- **Exercise description**
All records must be quoted exactly. Omit the pictures.

-- BEGIN Materials provided --

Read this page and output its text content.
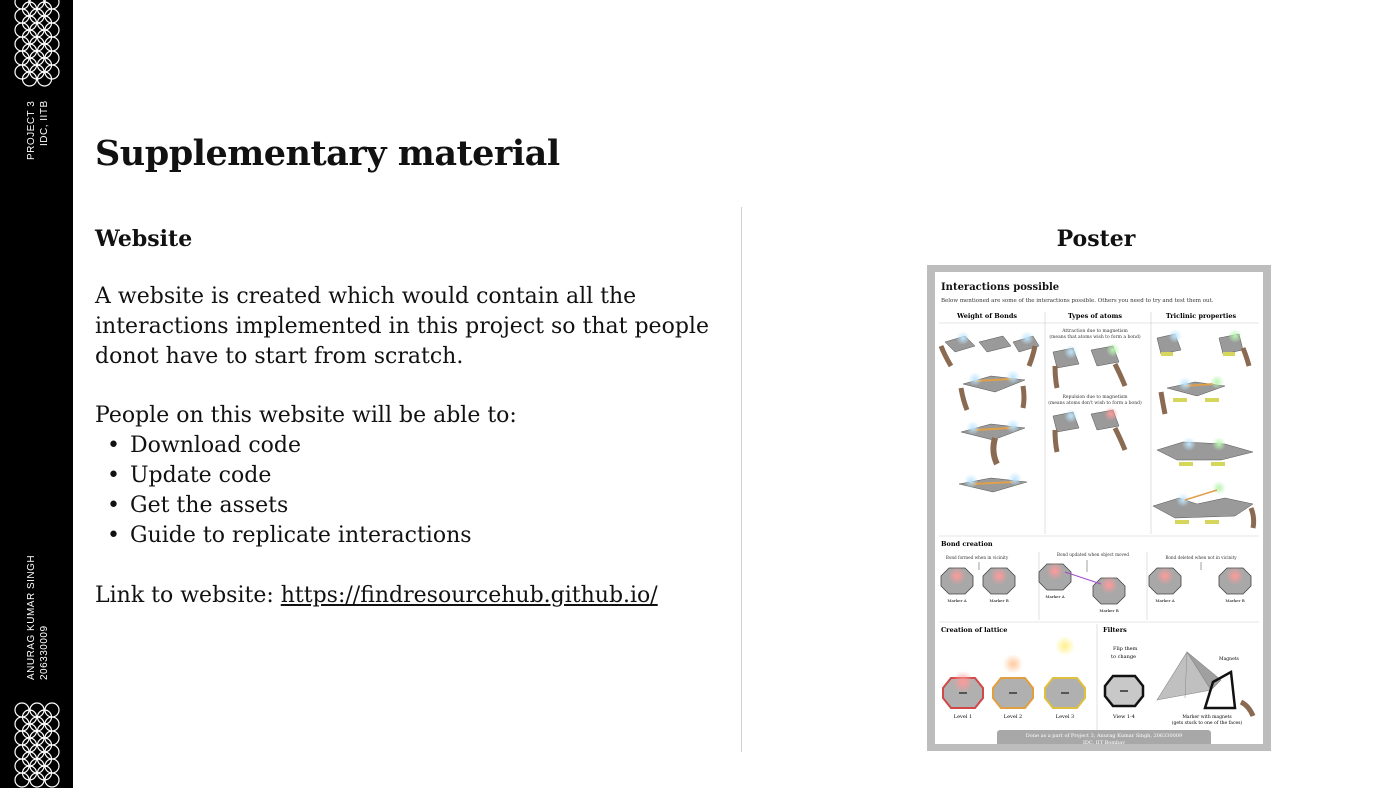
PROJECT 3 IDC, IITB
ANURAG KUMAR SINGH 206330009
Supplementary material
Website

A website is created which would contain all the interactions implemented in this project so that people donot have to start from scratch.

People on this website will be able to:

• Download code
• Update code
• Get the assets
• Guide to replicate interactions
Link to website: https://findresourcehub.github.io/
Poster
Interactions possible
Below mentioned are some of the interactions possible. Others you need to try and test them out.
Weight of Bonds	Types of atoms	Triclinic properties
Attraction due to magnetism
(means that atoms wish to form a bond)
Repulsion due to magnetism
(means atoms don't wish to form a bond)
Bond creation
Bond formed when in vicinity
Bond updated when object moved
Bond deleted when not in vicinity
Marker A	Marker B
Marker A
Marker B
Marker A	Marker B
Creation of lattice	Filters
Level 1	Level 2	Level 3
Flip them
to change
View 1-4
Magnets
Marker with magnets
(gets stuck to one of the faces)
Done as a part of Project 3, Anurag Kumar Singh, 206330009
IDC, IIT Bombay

-- END Materials provided --

- **Exercise answer**
Read this page and output its text content.
PROJECT 3 IDC, IITB
ANURAG KUMAR SINGH 206330009
Supplementary material
Website

A website is created which would contain all the interactions implemented in this project so that people donot have to start from scratch.

People on this website will be able to:

• Download code
• Update code
• Get the assets
• Guide to replicate interactions
Link to website: https://findresourcehub.github.io/
Poster
Interactions possible
Below mentioned are some of the interactions possible. Others you need to try and test them out.
Weight of Bonds	Types of atoms	Triclinic properties
Attraction due to magnetism
(means that atoms wish to form a bond)
Repulsion due to magnetism
(means atoms don't wish to form a bond)
Bond creation
Bond formed when in vicinity
Bond updated when object moved
Bond deleted when not in vicinity
Marker A	Marker B
Marker A
Marker B
Marker A	Marker B
Creation of lattice	Filters
Level 1	Level 2	Level 3
Flip them
to change
View 1-4
Magnets
Marker with magnets
(gets stuck to one of the faces)
Done as a part of Project 3, Anurag Kumar Singh, 206330009
IDC, IIT Bombay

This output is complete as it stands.